** start Recorded information **

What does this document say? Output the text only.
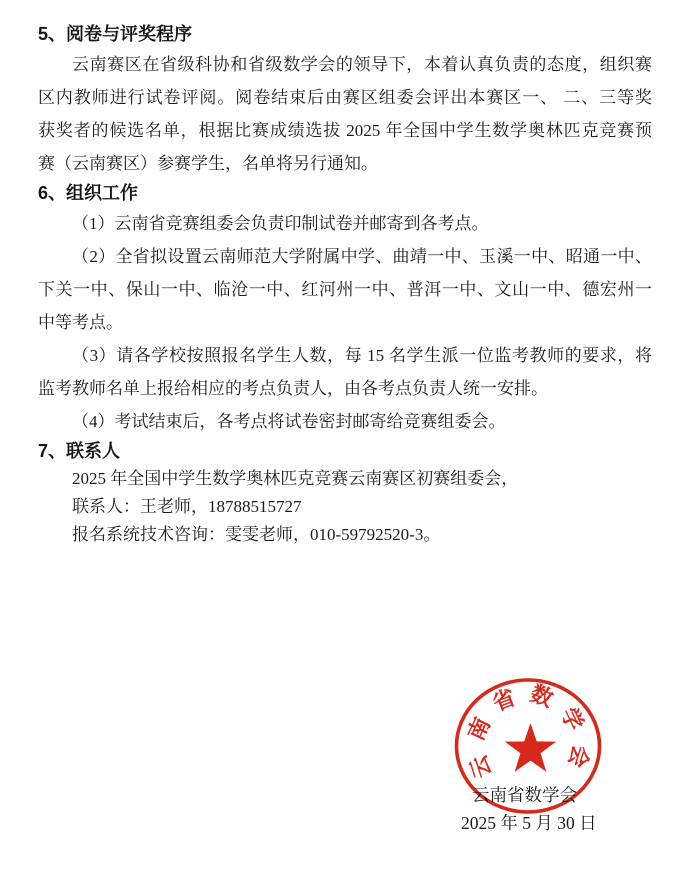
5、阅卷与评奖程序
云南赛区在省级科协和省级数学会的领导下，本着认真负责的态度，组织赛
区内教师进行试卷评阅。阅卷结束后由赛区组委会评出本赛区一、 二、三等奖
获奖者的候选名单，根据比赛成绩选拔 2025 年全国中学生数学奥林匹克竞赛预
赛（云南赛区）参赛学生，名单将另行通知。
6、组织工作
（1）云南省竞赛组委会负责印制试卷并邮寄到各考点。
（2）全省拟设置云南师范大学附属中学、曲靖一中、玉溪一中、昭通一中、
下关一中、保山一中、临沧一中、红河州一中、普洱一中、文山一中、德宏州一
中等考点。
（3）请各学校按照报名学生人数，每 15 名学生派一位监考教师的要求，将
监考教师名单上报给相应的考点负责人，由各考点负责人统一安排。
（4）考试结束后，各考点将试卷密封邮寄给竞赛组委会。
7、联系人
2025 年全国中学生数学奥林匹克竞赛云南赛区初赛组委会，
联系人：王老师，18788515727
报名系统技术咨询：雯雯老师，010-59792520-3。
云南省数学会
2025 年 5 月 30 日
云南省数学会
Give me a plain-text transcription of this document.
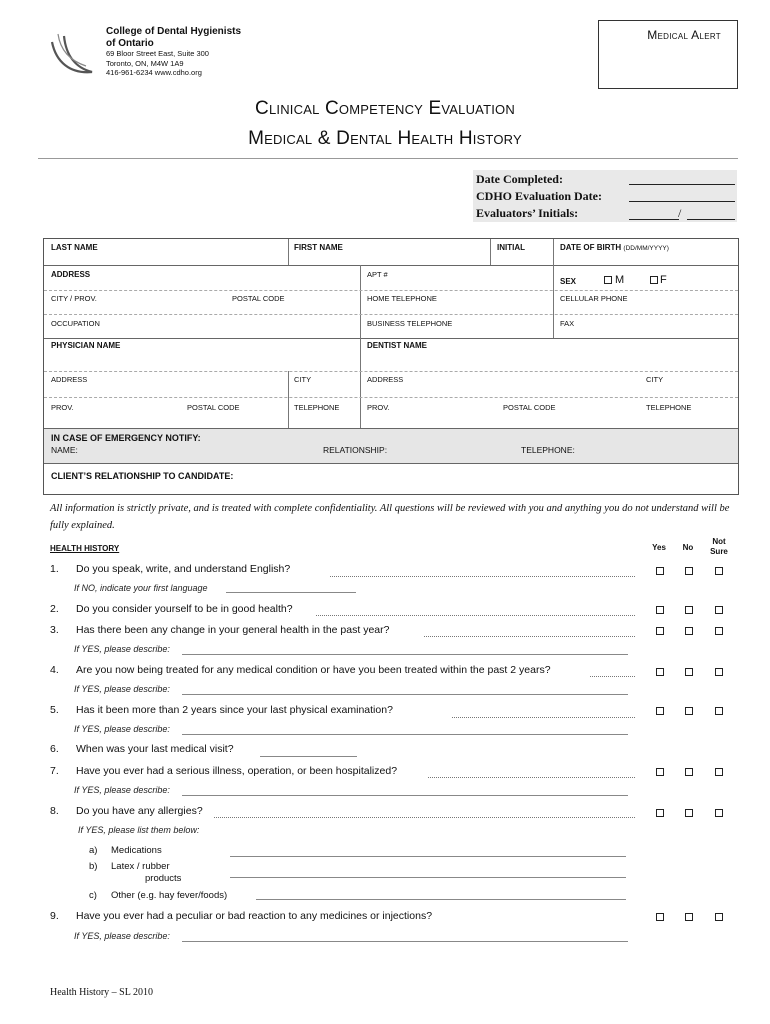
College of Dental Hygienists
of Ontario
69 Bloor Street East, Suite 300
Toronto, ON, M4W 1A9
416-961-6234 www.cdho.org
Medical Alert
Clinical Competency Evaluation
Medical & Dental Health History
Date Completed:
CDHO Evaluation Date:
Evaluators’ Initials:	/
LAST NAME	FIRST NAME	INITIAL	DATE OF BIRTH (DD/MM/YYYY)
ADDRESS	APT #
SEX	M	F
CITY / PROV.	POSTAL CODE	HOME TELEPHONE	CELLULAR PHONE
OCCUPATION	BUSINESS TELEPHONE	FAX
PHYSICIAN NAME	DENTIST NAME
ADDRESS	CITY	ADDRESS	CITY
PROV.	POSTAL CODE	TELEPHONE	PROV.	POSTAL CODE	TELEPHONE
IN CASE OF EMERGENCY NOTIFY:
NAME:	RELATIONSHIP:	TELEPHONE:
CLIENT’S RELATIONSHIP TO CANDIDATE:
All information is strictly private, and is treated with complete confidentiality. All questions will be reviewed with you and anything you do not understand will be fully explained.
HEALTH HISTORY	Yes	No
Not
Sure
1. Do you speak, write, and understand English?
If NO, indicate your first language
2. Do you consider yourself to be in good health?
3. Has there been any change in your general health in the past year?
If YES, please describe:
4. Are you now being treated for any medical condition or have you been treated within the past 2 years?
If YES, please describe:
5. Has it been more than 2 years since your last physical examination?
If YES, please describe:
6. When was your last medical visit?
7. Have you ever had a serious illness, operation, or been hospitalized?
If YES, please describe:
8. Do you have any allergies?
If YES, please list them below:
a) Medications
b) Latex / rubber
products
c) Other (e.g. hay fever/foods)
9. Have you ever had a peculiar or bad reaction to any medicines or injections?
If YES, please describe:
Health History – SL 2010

** end Recorded information **

** Task description **
The lines to collect are those holding the string "Dental"; copy them all.

** Answer to the exercise **
College of Dental Hygienists
Medical & Dental Health History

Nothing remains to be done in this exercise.